INSTRUCTIONS FOR THE TASK:
Copy out, unchanged, the lines of the listing starting at the line that contains "168, 24, 178]" and ending at the line that contains "495, 262, 529]", both included, and nothing else.

Element region listings:
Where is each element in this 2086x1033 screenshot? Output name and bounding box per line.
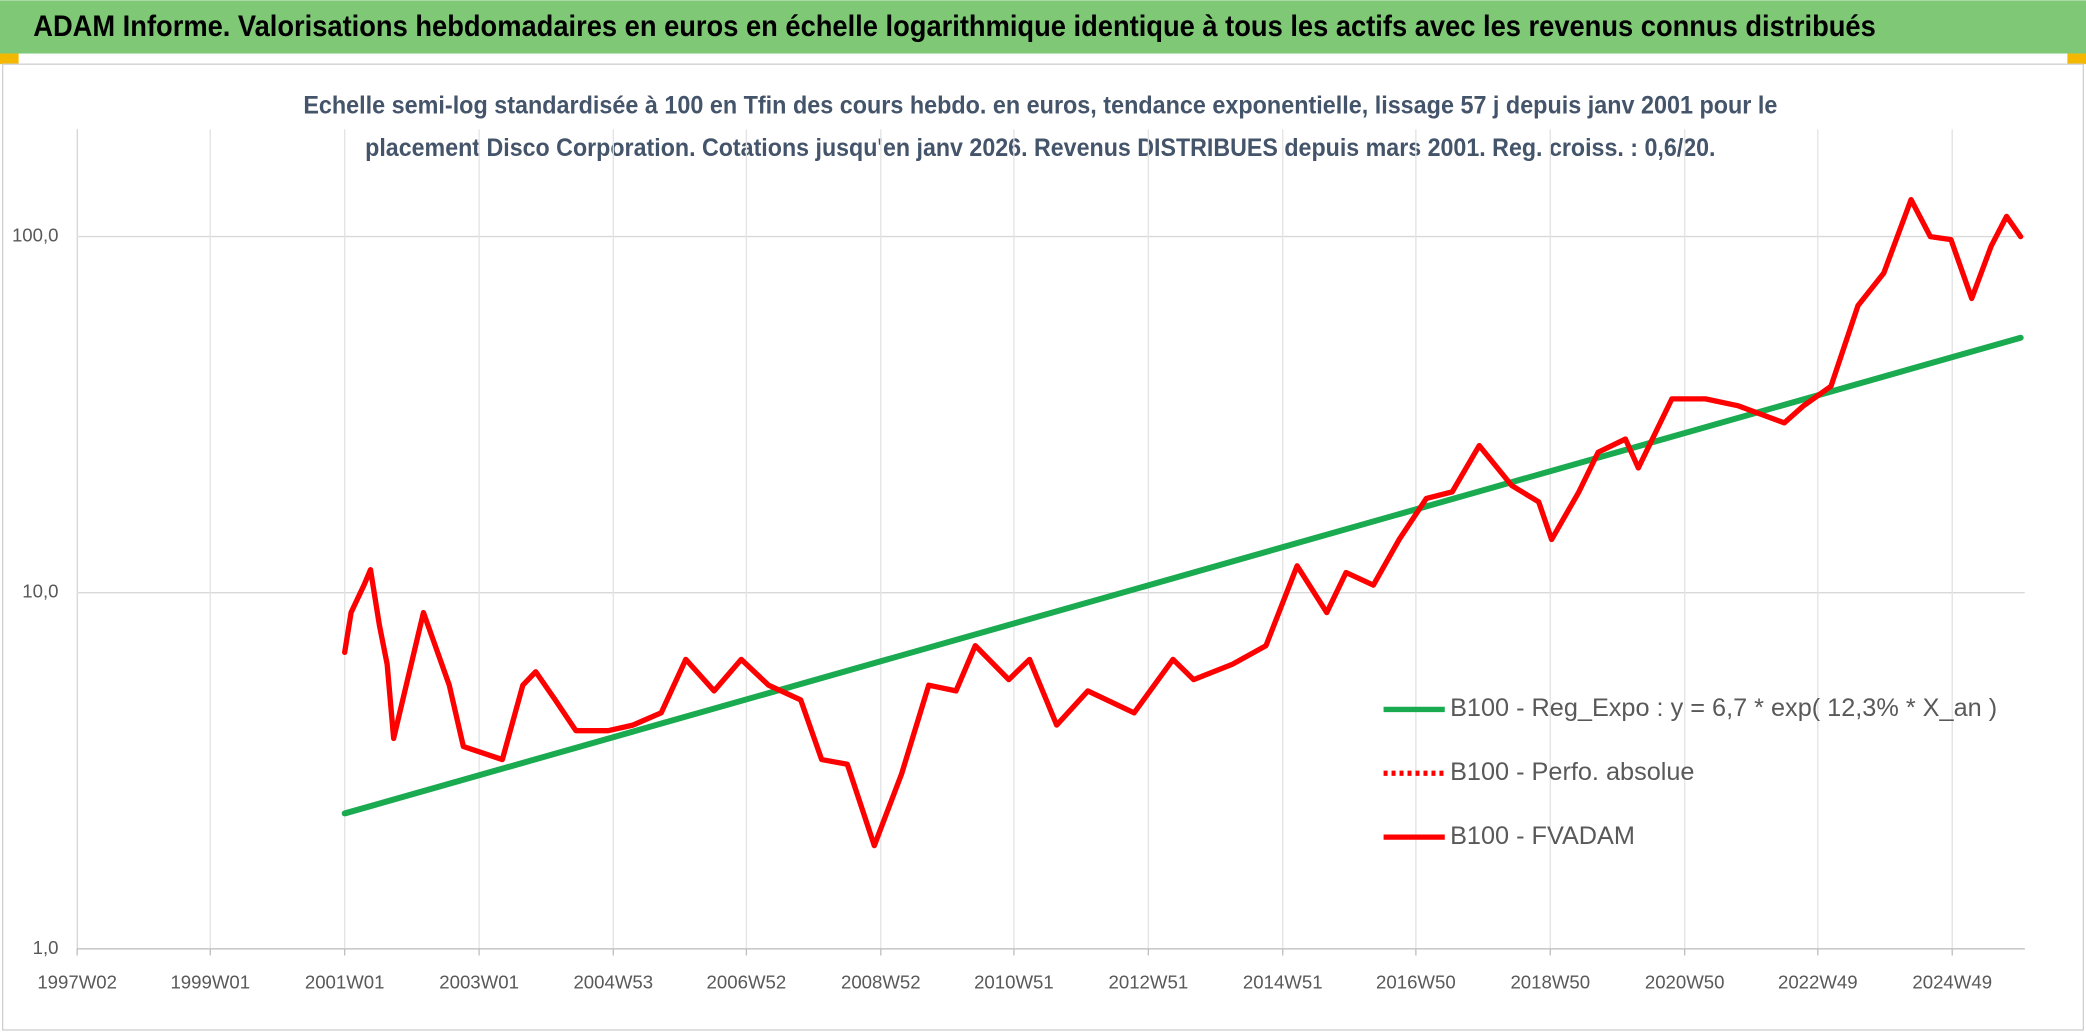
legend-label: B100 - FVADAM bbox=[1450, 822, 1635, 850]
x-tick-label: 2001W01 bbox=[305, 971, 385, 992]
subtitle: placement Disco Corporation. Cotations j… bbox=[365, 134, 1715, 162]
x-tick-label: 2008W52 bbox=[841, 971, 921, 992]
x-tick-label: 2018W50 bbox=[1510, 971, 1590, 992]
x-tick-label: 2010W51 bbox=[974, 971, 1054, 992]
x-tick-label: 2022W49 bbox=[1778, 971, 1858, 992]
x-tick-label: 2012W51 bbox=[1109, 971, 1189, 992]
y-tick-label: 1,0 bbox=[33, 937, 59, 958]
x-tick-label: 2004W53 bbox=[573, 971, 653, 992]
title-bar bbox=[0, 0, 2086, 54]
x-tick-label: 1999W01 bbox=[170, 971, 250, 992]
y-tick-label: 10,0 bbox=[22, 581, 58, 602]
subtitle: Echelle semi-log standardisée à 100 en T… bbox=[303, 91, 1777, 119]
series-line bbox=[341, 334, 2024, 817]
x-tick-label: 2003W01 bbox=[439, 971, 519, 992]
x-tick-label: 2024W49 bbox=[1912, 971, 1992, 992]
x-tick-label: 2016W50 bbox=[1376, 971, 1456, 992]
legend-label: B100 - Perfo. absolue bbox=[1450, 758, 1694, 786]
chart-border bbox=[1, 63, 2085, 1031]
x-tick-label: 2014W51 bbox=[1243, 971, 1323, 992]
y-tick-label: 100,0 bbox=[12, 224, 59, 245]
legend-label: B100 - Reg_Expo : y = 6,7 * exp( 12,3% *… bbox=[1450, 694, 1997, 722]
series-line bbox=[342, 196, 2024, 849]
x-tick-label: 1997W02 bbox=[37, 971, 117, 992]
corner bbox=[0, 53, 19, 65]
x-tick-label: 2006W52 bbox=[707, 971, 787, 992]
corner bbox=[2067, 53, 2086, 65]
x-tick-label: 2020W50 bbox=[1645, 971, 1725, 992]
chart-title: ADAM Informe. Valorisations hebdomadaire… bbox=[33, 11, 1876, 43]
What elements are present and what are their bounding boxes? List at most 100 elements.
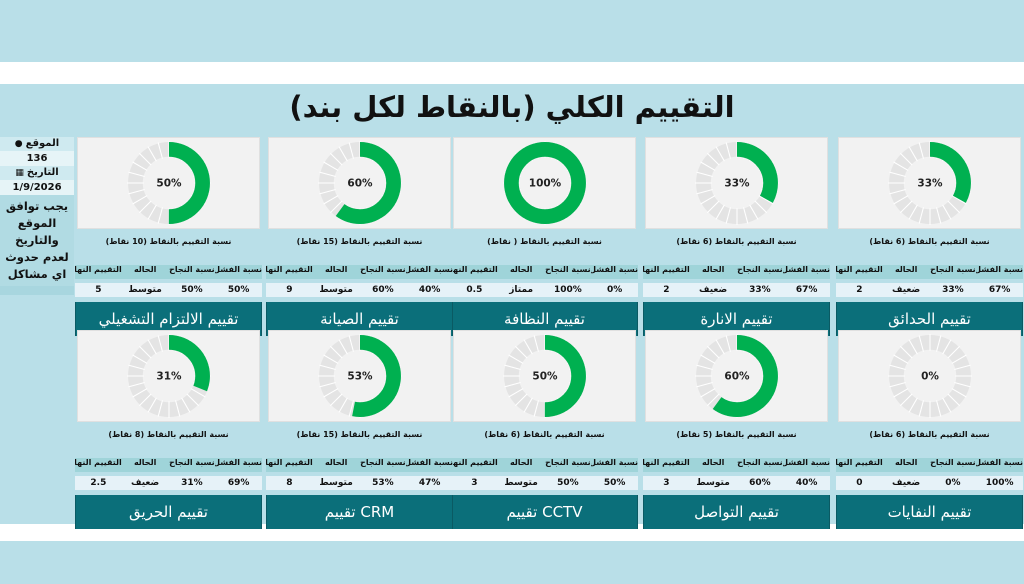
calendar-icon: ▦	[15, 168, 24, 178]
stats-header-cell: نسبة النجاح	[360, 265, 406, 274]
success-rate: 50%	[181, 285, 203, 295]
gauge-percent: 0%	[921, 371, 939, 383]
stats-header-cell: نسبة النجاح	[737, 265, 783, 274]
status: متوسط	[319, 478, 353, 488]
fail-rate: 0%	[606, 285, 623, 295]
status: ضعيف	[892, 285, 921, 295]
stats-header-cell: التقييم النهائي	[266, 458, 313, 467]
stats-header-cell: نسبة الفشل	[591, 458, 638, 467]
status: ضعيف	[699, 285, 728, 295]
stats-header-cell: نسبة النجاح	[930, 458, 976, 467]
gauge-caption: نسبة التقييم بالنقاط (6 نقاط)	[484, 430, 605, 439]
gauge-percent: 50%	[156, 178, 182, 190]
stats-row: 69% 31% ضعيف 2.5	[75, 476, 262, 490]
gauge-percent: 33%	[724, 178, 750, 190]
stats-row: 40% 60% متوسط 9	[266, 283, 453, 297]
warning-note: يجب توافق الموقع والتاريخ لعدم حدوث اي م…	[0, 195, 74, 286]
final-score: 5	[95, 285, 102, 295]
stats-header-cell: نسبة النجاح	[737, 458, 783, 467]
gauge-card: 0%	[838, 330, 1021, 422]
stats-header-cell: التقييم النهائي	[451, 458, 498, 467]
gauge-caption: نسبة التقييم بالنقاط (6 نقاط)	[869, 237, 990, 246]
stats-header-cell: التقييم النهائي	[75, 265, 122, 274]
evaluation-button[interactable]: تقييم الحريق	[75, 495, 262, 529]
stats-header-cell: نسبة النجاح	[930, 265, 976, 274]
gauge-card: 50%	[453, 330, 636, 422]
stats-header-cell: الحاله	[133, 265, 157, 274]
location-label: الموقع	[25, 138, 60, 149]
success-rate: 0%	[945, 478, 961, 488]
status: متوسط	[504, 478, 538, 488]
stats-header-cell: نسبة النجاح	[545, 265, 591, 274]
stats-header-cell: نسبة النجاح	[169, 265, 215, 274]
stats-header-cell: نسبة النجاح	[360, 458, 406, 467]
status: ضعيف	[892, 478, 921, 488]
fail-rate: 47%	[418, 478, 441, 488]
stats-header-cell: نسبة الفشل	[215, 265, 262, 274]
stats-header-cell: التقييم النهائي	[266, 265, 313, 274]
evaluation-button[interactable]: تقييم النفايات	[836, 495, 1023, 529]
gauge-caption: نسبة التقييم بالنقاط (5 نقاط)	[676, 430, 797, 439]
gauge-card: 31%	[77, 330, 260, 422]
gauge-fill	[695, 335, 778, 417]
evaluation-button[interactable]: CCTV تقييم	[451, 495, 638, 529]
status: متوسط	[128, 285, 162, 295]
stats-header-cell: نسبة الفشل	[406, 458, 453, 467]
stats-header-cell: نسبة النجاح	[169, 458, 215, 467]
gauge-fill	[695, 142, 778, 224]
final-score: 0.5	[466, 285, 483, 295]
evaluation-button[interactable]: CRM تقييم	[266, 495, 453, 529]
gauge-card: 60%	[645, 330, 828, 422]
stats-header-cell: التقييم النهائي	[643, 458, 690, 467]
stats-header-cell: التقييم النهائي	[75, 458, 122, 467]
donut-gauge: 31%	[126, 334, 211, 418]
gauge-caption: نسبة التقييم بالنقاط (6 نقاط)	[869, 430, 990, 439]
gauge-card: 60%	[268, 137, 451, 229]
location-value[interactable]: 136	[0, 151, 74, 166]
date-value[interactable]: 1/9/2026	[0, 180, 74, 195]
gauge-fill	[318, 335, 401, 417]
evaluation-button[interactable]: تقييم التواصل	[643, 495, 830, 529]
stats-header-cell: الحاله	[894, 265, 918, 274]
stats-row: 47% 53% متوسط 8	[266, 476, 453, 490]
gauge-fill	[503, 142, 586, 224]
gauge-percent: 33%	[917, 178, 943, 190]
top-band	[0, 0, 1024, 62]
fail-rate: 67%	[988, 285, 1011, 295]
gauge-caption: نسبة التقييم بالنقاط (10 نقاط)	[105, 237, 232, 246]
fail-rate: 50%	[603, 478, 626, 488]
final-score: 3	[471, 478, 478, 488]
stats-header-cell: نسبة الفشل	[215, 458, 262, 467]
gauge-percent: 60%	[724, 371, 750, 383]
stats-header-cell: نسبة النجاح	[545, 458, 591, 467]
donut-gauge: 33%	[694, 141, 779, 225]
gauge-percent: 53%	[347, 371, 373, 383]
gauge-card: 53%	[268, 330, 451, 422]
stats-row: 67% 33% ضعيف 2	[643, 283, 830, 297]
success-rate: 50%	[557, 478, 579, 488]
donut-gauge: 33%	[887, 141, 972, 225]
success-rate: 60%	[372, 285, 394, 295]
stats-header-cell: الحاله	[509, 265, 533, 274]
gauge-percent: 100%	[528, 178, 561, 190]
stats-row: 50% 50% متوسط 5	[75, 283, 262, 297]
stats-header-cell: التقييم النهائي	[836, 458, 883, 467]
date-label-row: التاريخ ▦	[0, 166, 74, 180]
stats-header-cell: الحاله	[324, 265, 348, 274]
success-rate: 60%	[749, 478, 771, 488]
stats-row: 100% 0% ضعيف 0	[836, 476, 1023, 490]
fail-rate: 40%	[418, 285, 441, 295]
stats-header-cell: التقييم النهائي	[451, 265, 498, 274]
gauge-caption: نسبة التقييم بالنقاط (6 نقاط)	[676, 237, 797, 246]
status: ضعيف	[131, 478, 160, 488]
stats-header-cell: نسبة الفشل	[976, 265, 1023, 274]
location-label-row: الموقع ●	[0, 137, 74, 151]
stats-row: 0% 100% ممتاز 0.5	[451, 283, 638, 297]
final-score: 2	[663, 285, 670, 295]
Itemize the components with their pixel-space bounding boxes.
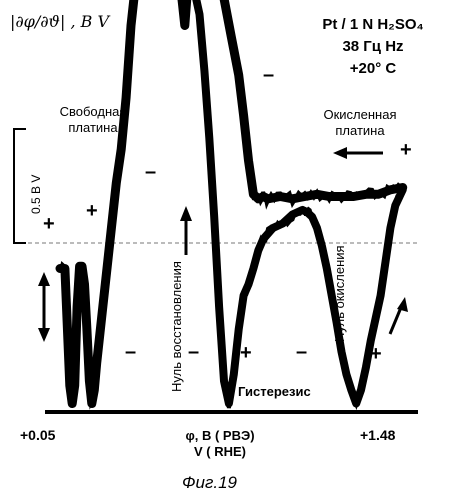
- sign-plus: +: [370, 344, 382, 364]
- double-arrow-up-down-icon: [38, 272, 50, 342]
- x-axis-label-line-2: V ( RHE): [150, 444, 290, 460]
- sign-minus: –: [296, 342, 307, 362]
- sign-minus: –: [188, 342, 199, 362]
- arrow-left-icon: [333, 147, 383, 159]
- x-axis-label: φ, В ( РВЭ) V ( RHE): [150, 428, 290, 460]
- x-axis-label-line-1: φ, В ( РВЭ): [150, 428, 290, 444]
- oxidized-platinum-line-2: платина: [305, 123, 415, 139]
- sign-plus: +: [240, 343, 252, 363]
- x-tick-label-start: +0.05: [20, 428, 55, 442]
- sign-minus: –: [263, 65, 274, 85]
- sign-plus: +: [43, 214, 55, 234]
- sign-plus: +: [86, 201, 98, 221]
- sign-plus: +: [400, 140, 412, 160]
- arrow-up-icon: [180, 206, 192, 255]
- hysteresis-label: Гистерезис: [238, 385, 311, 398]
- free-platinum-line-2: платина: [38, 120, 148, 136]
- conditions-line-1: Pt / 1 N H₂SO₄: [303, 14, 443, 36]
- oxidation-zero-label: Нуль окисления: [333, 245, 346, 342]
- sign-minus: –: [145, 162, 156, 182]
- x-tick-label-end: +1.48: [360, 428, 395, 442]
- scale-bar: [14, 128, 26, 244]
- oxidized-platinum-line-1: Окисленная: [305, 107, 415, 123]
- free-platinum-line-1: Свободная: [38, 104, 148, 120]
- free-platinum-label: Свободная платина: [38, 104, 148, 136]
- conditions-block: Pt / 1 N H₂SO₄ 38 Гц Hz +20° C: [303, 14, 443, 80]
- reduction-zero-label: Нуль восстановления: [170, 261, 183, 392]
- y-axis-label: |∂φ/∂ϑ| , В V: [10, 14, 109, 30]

SOLVED PROBLEM:
calendar-icon: ▦	[15, 168, 24, 178]
stats-header-cell: نسبة النجاح	[360, 265, 406, 274]
success-rate: 50%	[181, 285, 203, 295]
gauge-percent: 0%	[921, 371, 939, 383]
stats-header-cell: نسبة النجاح	[737, 265, 783, 274]
status: متوسط	[319, 478, 353, 488]
fail-rate: 0%	[606, 285, 623, 295]
status: ضعيف	[892, 285, 921, 295]
stats-header-cell: التقييم النهائي	[266, 458, 313, 467]
stats-header-cell: نسبة الفشل	[591, 458, 638, 467]
status: ضعيف	[699, 285, 728, 295]
stats-header-cell: نسبة النجاح	[930, 458, 976, 467]
gauge-caption: نسبة التقييم بالنقاط (6 نقاط)	[484, 430, 605, 439]
gauge-percent: 50%	[156, 178, 182, 190]
stats-row: 69% 31% ضعيف 2.5	[75, 476, 262, 490]
gauge-percent: 33%	[724, 178, 750, 190]
stats-row: 40% 60% متوسط 9	[266, 283, 453, 297]
warning-note: يجب توافق الموقع والتاريخ لعدم حدوث اي م…	[0, 195, 74, 286]
final-score: 5	[95, 285, 102, 295]
stats-header-cell: نسبة النجاح	[737, 458, 783, 467]
gauge-card: 0%	[838, 330, 1021, 422]
stats-header-cell: التقييم النهائي	[451, 458, 498, 467]
gauge-caption: نسبة التقييم بالنقاط (6 نقاط)	[869, 237, 990, 246]
stats-header-cell: التقييم النهائي	[75, 265, 122, 274]
evaluation-button[interactable]: تقييم الحريق	[75, 495, 262, 529]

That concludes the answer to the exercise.